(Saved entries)

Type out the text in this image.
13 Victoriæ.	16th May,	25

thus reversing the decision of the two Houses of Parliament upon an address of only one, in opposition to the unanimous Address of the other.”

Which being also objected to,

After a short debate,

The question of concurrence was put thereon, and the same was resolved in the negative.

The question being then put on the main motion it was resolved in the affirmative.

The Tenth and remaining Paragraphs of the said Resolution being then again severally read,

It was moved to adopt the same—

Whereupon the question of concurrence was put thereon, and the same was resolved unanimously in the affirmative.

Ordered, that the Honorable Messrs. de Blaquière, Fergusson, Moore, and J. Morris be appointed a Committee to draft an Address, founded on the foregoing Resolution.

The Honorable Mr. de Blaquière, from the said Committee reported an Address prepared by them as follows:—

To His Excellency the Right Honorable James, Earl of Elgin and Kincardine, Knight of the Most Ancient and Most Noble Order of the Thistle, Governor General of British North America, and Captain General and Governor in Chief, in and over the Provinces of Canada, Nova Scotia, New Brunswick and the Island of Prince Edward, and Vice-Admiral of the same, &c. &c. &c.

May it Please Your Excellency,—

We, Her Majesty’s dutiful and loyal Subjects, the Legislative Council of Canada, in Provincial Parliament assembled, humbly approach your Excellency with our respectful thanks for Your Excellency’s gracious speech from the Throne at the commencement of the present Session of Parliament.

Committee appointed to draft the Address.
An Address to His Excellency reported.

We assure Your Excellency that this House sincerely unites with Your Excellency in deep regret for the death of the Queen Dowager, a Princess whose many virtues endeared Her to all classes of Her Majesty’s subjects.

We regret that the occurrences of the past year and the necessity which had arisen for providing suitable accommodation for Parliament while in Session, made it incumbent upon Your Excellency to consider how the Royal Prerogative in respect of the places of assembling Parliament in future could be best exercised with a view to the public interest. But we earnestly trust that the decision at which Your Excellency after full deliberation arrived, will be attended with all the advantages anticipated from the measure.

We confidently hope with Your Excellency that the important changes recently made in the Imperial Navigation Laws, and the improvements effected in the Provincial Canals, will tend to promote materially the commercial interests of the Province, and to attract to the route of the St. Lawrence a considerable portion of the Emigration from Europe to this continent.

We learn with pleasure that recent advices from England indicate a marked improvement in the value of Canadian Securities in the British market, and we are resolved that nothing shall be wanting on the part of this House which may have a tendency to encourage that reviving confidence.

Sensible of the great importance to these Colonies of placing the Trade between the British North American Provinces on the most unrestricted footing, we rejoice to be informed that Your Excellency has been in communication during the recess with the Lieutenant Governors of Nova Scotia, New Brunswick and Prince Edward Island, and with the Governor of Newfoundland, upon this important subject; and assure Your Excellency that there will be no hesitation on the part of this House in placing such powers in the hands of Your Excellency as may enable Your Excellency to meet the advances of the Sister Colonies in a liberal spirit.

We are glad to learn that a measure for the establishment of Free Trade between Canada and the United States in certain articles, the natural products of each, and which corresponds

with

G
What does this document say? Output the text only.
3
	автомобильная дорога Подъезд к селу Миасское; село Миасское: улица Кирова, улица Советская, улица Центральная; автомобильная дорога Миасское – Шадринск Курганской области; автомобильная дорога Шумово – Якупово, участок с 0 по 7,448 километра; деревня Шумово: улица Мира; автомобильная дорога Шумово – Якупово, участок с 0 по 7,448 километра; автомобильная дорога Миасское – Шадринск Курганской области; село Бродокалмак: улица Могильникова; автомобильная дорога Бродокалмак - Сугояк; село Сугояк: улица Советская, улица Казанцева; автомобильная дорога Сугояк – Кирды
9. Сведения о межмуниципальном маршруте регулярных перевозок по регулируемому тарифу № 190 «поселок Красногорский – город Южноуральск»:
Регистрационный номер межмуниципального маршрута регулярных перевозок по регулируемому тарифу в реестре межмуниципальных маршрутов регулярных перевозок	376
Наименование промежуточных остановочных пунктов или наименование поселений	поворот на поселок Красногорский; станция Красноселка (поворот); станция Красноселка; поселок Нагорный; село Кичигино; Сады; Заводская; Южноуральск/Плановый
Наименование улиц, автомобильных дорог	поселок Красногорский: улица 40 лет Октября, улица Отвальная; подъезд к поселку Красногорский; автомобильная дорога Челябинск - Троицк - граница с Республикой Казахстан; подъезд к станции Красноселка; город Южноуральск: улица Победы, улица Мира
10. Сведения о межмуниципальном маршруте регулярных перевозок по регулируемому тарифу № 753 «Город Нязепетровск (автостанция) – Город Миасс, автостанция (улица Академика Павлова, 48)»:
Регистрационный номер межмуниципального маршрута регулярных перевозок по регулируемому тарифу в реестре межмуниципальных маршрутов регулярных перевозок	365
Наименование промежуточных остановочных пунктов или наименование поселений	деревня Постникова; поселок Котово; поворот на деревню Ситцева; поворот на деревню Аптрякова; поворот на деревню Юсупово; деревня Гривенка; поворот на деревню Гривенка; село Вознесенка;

[WHAT IS ASKED]: Copy out the whole listing exactly.

[WRITTEN RESPONSE]:
Type out the text in this image.
13 Victoriæ.	16th May,	25

thus reversing the decision of the two Houses of Parliament upon an address of only one, in opposition to the unanimous Address of the other.”

Which being also objected to,

After a short debate,

The question of concurrence was put thereon, and the same was resolved in the negative.

The question being then put on the main motion it was resolved in the affirmative.

The Tenth and remaining Paragraphs of the said Resolution being then again severally read,

It was moved to adopt the same—

Whereupon the question of concurrence was put thereon, and the same was resolved unanimously in the affirmative.

Ordered, that the Honorable Messrs. de Blaquière, Fergusson, Moore, and J. Morris be appointed a Committee to draft an Address, founded on the foregoing Resolution.

The Honorable Mr. de Blaquière, from the said Committee reported an Address prepared by them as follows:—

To His Excellency the Right Honorable James, Earl of Elgin and Kincardine, Knight of the Most Ancient and Most Noble Order of the Thistle, Governor General of British North America, and Captain General and Governor in Chief, in and over the Provinces of Canada, Nova Scotia, New Brunswick and the Island of Prince Edward, and Vice-Admiral of the same, &c. &c. &c.

May it Please Your Excellency,—

We, Her Majesty’s dutiful and loyal Subjects, the Legislative Council of Canada, in Provincial Parliament assembled, humbly approach your Excellency with our respectful thanks for Your Excellency’s gracious speech from the Throne at the commencement of the present Session of Parliament.

Committee appointed to draft the Address.
An Address to His Excellency reported.

We assure Your Excellency that this House sincerely unites with Your Excellency in deep regret for the death of the Queen Dowager, a Princess whose many virtues endeared Her to all classes of Her Majesty’s subjects.

We regret that the occurrences of the past year and the necessity which had arisen for providing suitable accommodation for Parliament while in Session, made it incumbent upon Your Excellency to consider how the Royal Prerogative in respect of the places of assembling Parliament in future could be best exercised with a view to the public interest. But we earnestly trust that the decision at which Your Excellency after full deliberation arrived, will be attended with all the advantages anticipated from the measure.

We confidently hope with Your Excellency that the important changes recently made in the Imperial Navigation Laws, and the improvements effected in the Provincial Canals, will tend to promote materially the commercial interests of the Province, and to attract to the route of the St. Lawrence a considerable portion of the Emigration from Europe to this continent.

We learn with pleasure that recent advices from England indicate a marked improvement in the value of Canadian Securities in the British market, and we are resolved that nothing shall be wanting on the part of this House which may have a tendency to encourage that reviving confidence.

Sensible of the great importance to these Colonies of placing the Trade between the British North American Provinces on the most unrestricted footing, we rejoice to be informed that Your Excellency has been in communication during the recess with the Lieutenant Governors of Nova Scotia, New Brunswick and Prince Edward Island, and with the Governor of Newfoundland, upon this important subject; and assure Your Excellency that there will be no hesitation on the part of this House in placing such powers in the hands of Your Excellency as may enable Your Excellency to meet the advances of the Sister Colonies in a liberal spirit.

We are glad to learn that a measure for the establishment of Free Trade between Canada and the United States in certain articles, the natural products of each, and which corresponds

with

G
What does this document say? Output the text only.
3
	автомобильная дорога Подъезд к селу Миасское; село Миасское: улица Кирова, улица Советская, улица Центральная; автомобильная дорога Миасское – Шадринск Курганской области; автомобильная дорога Шумово – Якупово, участок с 0 по 7,448 километра; деревня Шумово: улица Мира; автомобильная дорога Шумово – Якупово, участок с 0 по 7,448 километра; автомобильная дорога Миасское – Шадринск Курганской области; село Бродокалмак: улица Могильникова; автомобильная дорога Бродокалмак - Сугояк; село Сугояк: улица Советская, улица Казанцева; автомобильная дорога Сугояк – Кирды
9. Сведения о межмуниципальном маршруте регулярных перевозок по регулируемому тарифу № 190 «поселок Красногорский – город Южноуральск»:
Регистрационный номер межмуниципального маршрута регулярных перевозок по регулируемому тарифу в реестре межмуниципальных маршрутов регулярных перевозок	376
Наименование промежуточных остановочных пунктов или наименование поселений	поворот на поселок Красногорский; станция Красноселка (поворот); станция Красноселка; поселок Нагорный; село Кичигино; Сады; Заводская; Южноуральск/Плановый
Наименование улиц, автомобильных дорог	поселок Красногорский: улица 40 лет Октября, улица Отвальная; подъезд к поселку Красногорский; автомобильная дорога Челябинск - Троицк - граница с Республикой Казахстан; подъезд к станции Красноселка; город Южноуральск: улица Победы, улица Мира
10. Сведения о межмуниципальном маршруте регулярных перевозок по регулируемому тарифу № 753 «Город Нязепетровск (автостанция) – Город Миасс, автостанция (улица Академика Павлова, 48)»:
Регистрационный номер межмуниципального маршрута регулярных перевозок по регулируемому тарифу в реестре межмуниципальных маршрутов регулярных перевозок	365
Наименование промежуточных остановочных пунктов или наименование поселений	деревня Постникова; поселок Котово; поворот на деревню Ситцева; поворот на деревню Аптрякова; поворот на деревню Юсупово; деревня Гривенка; поворот на деревню Гривенка; село Вознесенка;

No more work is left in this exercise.